**Set problem 1:**
Please recast the rows below as a Markdown table with the columns Number and Content, starting at the first row and ending at the line that contains "eye-icon[interactable] [144,67,148,72]", with blank lines left out.

**Supplied passage:**
*****

Let us be realists and do the impossible" reads the legend on the gateway to the Uxpanapa resettlement zone. "He who does not believe in miracles in Uxpanapa is not a realist" is inscribed on the other side of the entrance. The zone was carved out of one of Mexico's few remaining areas of virgin rain forest in 1974 to accommodate 3,000 Chinantec Indian families displaced from their Oaxaca homeland by the construction of the Cerro de Oro Dam. In this admittedly ambitious project the Mexican government aimed to transform an inaccessible, "underutilized" wilderness in the center of the Isthmus of Tehuantepec into an intensive modern agricultural enclave. Its purpose was to integrate the Chinantecs into the national economy, help to offset the country's basic food deficit and serve as a model for increasing productivity on the tropical southeastern frontier.

*****

**Entries provided:**
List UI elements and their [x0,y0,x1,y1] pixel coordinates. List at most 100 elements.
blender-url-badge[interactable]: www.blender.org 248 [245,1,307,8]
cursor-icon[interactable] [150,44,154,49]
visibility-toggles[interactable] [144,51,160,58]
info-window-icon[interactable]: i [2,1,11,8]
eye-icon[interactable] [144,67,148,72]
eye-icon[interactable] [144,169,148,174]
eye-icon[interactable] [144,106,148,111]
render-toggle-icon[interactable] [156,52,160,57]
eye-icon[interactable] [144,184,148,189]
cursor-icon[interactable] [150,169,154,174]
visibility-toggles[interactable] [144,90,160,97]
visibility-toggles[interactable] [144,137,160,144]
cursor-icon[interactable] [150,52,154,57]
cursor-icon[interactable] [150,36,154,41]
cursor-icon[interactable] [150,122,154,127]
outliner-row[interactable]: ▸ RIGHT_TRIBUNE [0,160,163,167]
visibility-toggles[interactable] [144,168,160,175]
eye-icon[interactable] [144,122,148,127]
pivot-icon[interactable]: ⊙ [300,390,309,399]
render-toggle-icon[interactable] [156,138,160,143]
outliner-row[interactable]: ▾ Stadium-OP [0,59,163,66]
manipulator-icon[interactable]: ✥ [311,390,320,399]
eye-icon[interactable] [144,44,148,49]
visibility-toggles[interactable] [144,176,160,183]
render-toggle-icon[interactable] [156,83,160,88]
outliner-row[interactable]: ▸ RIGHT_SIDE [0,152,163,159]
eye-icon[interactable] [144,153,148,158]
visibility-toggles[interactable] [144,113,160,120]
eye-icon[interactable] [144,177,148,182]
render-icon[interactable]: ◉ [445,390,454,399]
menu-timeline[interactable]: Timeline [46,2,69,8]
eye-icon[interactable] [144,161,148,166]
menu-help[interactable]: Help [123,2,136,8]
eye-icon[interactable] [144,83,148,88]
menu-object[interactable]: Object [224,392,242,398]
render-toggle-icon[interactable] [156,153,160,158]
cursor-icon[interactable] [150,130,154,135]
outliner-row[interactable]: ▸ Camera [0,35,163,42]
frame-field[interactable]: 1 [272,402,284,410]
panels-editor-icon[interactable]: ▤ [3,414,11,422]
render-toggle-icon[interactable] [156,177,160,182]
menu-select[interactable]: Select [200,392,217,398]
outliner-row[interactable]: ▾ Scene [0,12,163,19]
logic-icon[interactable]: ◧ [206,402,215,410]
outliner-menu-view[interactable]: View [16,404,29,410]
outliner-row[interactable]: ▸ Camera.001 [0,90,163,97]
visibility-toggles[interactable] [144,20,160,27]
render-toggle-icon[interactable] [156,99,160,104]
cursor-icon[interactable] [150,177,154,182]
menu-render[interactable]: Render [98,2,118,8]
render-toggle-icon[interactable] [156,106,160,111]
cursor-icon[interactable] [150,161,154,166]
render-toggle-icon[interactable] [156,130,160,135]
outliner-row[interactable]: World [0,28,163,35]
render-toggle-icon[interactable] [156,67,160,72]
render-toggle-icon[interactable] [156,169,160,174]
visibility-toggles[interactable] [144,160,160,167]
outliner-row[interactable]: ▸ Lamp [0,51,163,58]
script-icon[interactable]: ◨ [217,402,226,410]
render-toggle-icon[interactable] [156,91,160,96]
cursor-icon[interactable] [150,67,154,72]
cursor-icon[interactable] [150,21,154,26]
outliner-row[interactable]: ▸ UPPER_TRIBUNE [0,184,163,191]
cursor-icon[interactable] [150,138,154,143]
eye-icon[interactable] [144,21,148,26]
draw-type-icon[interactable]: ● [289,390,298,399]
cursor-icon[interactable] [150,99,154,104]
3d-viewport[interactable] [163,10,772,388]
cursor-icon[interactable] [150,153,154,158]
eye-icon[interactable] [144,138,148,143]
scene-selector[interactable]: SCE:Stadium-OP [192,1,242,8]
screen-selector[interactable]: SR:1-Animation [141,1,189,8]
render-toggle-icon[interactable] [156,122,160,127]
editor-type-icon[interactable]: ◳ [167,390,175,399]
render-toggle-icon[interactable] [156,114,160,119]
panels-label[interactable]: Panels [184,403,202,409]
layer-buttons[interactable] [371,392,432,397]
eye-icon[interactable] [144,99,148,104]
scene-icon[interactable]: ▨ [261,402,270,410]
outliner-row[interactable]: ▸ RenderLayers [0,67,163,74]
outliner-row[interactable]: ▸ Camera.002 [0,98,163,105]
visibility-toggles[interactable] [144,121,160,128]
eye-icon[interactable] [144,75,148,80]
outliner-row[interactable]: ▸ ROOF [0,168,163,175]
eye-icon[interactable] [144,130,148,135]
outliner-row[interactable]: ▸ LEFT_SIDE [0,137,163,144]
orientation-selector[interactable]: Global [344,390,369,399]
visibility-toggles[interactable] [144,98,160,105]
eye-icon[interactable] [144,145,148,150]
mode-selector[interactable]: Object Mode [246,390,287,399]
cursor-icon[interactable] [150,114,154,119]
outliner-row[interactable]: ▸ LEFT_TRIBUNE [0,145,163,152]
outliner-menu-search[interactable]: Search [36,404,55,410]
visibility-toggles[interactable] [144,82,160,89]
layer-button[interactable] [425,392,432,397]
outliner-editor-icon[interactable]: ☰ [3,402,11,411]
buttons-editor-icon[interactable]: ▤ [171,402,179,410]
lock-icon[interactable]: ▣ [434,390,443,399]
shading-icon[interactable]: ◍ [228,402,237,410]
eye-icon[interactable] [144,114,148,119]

*****

**Set problem 2:**
In the passage on the Uxpanapa resettlement zone, how many Chinantec Indian families was the zone created to accommodate?

**Worked solution 1:**
| Number | Content |
|---|---|
| 1 | List UI elements and their [x0,y0,x1,y1] pixel coordinates. List at most 100 elements. |
| 2 | blender-url-badge[interactable]: www.blender.org 248 [245,1,307,8] |
| 3 | cursor-icon[interactable] [150,44,154,49] |
| 4 | visibility-toggles[interactable] [144,51,160,58] |
| 5 | info-window-icon[interactable]: i [2,1,11,8] |
| 6 | eye-icon[interactable] [144,67,148,72] |

**Worked solution 2:**
3,000 families.